**Text**:

Liturgy in the diocese is primarily based around the ordinary form of the Roman Rite, promulgated by Pope Paul VI, now in its third edition. However, as might be expected from a city as cosmopolitan as London, there is a great diversity in the liturgy as celebrated by Catholics. The Latin Mass Society celebrates the liturgy according to the extraordinary form of the Roman Rite. The Ukrainian Greek Catholics have a strong presence in the diocese with their own cathedral in Binney Street close to Bond Street. There is a Lebanese Maronite community based at Our Lady of Sorrows Catholic Church in Cirencester Street in West London; a Melkite community in Pimlico, at St Barnabas' Church of England church; an Ethiopian Catholic church, Our Lady Queen of Heaven, in Queensway West London; an Eritrean Catholic Church, St Aidan of Lindisfarne, in East Acton; a Chaldean Catholic church, St Anne's, in Laxton Place; and a Belarusian Catholic church in Holden Avenue in North London. There are also a large number of Masses for the expatriate Polish community; as well as dedicated French, German, Italian, Portuguese and Spanish language churches. There are also ethnic chaplaincies serving Catholics from Africa, Albania, Brazil, the Caribbean, China, Croatia, the Philippines, India, Hungary, Ireland, Korea, Latin America, Lithuania, Malta, Portugal, Romania, Slovakia, Czechia, Slovenia, Sri Lanka, Traveller, Gypsy and Roma communities, and Vietnam.

**Entries provided**:
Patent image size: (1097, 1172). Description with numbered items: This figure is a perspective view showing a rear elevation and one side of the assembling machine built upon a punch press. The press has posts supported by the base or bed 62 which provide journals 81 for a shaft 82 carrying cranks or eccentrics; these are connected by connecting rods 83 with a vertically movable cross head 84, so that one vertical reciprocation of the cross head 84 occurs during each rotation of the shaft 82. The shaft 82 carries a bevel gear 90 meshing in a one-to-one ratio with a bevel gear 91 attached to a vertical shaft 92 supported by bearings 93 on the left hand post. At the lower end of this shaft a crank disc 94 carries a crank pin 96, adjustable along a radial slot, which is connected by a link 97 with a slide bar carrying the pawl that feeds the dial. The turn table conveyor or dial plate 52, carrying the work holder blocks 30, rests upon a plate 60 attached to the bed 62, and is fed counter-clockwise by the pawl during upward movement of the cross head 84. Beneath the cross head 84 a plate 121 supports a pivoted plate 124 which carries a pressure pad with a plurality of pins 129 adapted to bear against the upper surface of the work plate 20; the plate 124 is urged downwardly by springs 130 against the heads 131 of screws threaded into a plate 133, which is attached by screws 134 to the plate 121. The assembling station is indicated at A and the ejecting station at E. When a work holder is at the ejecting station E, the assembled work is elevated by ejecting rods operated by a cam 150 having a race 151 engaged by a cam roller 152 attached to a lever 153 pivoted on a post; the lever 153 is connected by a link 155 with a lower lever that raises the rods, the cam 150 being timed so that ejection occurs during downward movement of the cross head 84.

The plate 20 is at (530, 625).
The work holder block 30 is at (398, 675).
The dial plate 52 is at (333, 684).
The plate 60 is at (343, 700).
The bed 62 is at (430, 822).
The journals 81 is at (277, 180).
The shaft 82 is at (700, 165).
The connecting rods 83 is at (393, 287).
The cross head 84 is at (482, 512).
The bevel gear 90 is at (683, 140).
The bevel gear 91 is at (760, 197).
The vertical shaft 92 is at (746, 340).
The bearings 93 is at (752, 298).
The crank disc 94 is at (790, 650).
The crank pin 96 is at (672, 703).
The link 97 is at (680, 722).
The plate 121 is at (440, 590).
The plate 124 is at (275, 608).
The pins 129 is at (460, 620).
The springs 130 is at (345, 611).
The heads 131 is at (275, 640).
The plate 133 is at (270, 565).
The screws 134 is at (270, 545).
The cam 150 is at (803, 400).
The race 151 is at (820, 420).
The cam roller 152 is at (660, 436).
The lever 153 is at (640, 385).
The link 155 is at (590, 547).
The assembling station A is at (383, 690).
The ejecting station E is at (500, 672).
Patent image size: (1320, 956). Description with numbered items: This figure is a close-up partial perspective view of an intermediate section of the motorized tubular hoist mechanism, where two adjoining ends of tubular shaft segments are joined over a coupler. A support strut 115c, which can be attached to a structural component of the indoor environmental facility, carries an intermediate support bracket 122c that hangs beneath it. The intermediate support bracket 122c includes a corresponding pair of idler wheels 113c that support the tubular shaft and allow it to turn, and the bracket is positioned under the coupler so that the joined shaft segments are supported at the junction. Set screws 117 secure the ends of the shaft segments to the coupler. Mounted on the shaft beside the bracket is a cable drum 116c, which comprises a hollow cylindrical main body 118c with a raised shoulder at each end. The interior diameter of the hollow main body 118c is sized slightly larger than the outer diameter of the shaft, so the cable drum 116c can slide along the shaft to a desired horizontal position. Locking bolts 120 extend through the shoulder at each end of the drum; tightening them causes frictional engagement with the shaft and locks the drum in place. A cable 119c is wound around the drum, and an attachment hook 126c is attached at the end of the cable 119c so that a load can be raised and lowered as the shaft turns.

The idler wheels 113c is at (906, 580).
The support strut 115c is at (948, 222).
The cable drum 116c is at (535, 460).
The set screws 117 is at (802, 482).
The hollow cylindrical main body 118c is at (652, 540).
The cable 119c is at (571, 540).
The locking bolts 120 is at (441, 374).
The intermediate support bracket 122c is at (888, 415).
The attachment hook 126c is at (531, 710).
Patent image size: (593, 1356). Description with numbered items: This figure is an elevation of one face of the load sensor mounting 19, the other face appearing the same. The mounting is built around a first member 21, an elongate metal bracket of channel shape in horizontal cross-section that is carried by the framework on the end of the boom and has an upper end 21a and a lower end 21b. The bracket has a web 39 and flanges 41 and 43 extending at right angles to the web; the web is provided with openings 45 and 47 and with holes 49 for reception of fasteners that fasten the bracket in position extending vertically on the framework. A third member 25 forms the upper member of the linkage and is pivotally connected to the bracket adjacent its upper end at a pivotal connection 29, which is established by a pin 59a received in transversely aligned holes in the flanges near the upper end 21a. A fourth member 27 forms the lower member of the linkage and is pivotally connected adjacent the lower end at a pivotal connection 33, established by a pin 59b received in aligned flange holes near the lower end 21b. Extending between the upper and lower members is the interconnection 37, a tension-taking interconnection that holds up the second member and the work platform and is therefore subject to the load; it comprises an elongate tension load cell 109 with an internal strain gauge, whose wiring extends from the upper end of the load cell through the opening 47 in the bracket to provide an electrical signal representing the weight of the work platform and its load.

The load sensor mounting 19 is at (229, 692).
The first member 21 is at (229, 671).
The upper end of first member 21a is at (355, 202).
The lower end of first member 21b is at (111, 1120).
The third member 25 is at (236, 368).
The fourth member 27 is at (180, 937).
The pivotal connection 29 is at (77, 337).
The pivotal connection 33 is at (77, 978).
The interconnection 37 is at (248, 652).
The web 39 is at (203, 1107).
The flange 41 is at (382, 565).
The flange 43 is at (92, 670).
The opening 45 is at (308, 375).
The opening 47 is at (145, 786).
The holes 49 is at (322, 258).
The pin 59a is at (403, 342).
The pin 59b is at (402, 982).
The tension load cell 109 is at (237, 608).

**Tasks to carry out**:
1. Translate this sentence from the text on liturgy in the diocese into Spanish: "The Latin Mass Society celebrates the liturgy according to the extraordinary form of the Roman Rite."
2. According to the text on liturgy in the diocese, why is there great diversity in how Catholics there celebrate the liturgy? Answer in one to three sentences.
3. Pick up the text on liturgy in the diocese where it ends and keep writing.
You won't need the listing for any of this.

**Written responses**:
1. La Latin Mass Society celebra la liturgia según la forma extraordinaria del rito romano.

2. The text says such diversity is what you would expect from a city as cosmopolitan as London.

3.
The diocese is also responsible for many institutional chaplaincies, including Heathrow Airport, hospitals and prisons. See St. George's Interdenominational Chapel, Heathrow Airport for more information about the Heathrow Airport Latin-Church Catholic chaplaincy.

There are a large number of religious communities in the diocese. Religious orders of men include: the Assumptionists at Bethnal Green, Hitchin and Burnt Oak; the Augustinians at Hammersmith and Hoxton; the Augustinian Recollects at Kensal New Town, Kensington and Wembley; the Benedictines at Ealing Abbey and Cockfosters; the Carmelites at Finchley East; Discalced Carmelites at Kensington; the Christian Brothers at Twickenham; the missionary Columban Fathers at Hampstead; the Dominicans at Haverstock Hill; the Franciscans at Pimlico; the Franciscan Friars of the Atonement in Westminster; the Holy Ghost Fathers at New Barnett and Northwood; and the Passionists at Highgate. The Jesuits have a large presence in London with communities in Mayfair (at Farm Street), Southall, Stamford Hill and Swiss Cottage. The Oratorians are based at the Church of the Immaculate Heart of Mary in Kensington, which is popularly known as the Brompton Oratory and is the largest church in the diocese after Westminster Cathedral.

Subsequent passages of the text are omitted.